(Collected data entries)

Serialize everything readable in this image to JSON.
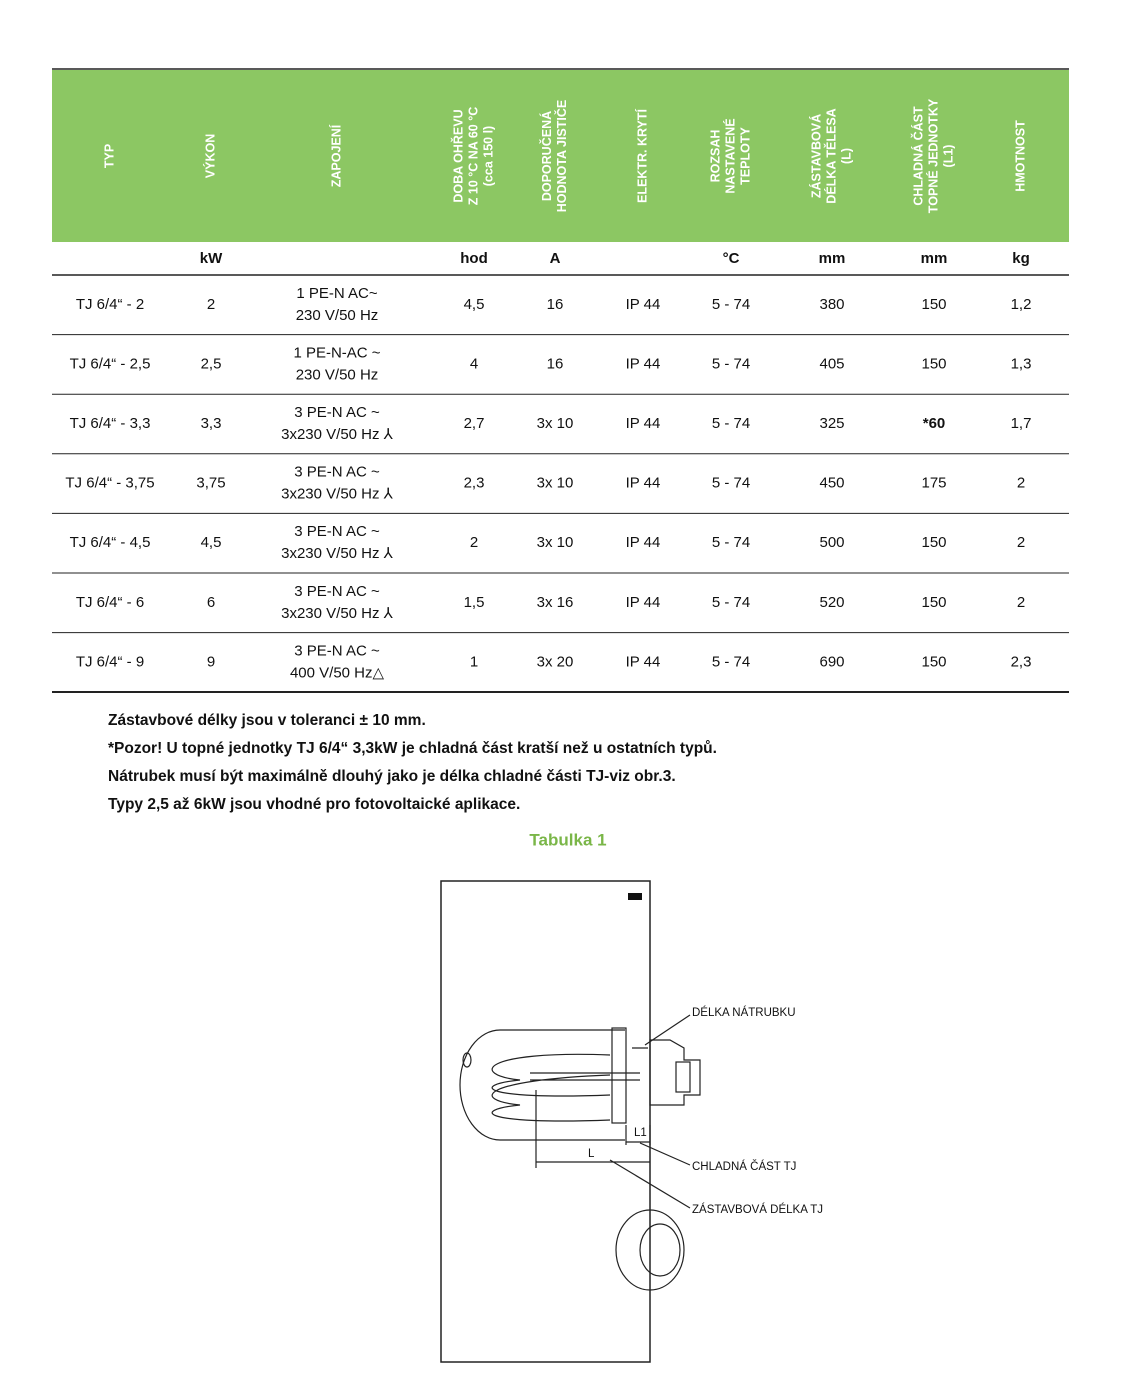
{
  "table": {
    "headers": [
      [
        "TYP"
      ],
      [
        "VÝKON"
      ],
      [
        "ZAPOJENÍ"
      ],
      [
        "DOBA OHŘEVU",
        "Z 10 °C NA 60 °C",
        "(cca 150 l)"
      ],
      [
        "DOPORUČENÁ",
        "HODNOTA JISTIČE"
      ],
      [
        "ELEKTR. KRYTÍ"
      ],
      [
        "ROZSAH",
        "NASTAVENÉ",
        "TEPLOTY"
      ],
      [
        "ZÁSTAVBOVÁ",
        "DÉLKA TĚLESA",
        "(L)"
      ],
      [
        "CHLADNÁ ČÁST",
        "TOPNÉ JEDNOTKY",
        "(L1)"
      ],
      [
        "HMOTNOST"
      ]
    ],
    "units": [
      null,
      "kW",
      null,
      "hod",
      "A",
      null,
      "°C",
      "mm",
      "mm",
      "kg"
    ],
    "rows": [
      [
        "TJ 6/4“ - 2",
        "2",
        [
          "1 PE-N AC~",
          "230 V/50 Hz"
        ],
        "4,5",
        "16",
        "IP 44",
        "5 - 74",
        "380",
        "150",
        "1,2"
      ],
      [
        "TJ 6/4“ - 2,5",
        "2,5",
        [
          "1 PE-N-AC ~",
          "230 V/50 Hz"
        ],
        "4",
        "16",
        "IP 44",
        "5 - 74",
        "405",
        "150",
        "1,3"
      ],
      [
        "TJ 6/4“ - 3,3",
        "3,3",
        [
          "3 PE-N AC ~",
          "3x230 V/50 Hz ⅄"
        ],
        "2,7",
        "3x 10",
        "IP 44",
        "5 - 74",
        "325",
        "*60",
        "1,7"
      ],
      [
        "TJ 6/4“ - 3,75",
        "3,75",
        [
          "3 PE-N AC ~",
          "3x230 V/50 Hz ⅄"
        ],
        "2,3",
        "3x 10",
        "IP 44",
        "5 - 74",
        "450",
        "175",
        "2"
      ],
      [
        "TJ 6/4“ - 4,5",
        "4,5",
        [
          "3 PE-N AC ~",
          "3x230 V/50 Hz ⅄"
        ],
        "2",
        "3x 10",
        "IP 44",
        "5 - 74",
        "500",
        "150",
        "2"
      ],
      [
        "TJ 6/4“ - 6",
        "6",
        [
          "3 PE-N AC ~",
          "3x230 V/50 Hz ⅄"
        ],
        "1,5",
        "3x 16",
        "IP 44",
        "5 - 74",
        "520",
        "150",
        "2"
      ],
      [
        "TJ 6/4“ - 9",
        "9",
        [
          "3 PE-N AC ~",
          "400 V/50 Hz△"
        ],
        "1",
        "3x 20",
        "IP 44",
        "5 - 74",
        "690",
        "150",
        "2,3"
      ]
    ]
  },
  "notes": [
    "Zástavbové délky jsou v toleranci ± 10 mm.",
    "*Pozor! U topné jednotky TJ 6/4“ 3,3kW je chladná část kratší než u ostatních typů.",
    "Nátrubek musí být maximálně dlouhý jako je délka chladné části TJ-viz obr.3.",
    "Typy 2,5 až 6kW jsou vhodné pro fotovoltaické aplikace."
  ],
  "caption": "Tabulka 1",
  "diagram": {
    "labels": [
      "DÉLKA NÁTRUBKU",
      "CHLADNÁ ČÁST TJ",
      "ZÁSTAVBOVÁ DÉLKA TJ"
    ],
    "dims": [
      "L1",
      "L"
    ]
  }
}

Your instructions:
Within the material above, find the lines that contain the word "jsou"; copy them.

Full solution:
    "Zástavbové délky jsou v toleranci ± 10 mm.",
    "Typy 2,5 až 6kW jsou vhodné pro fotovoltaické aplikace."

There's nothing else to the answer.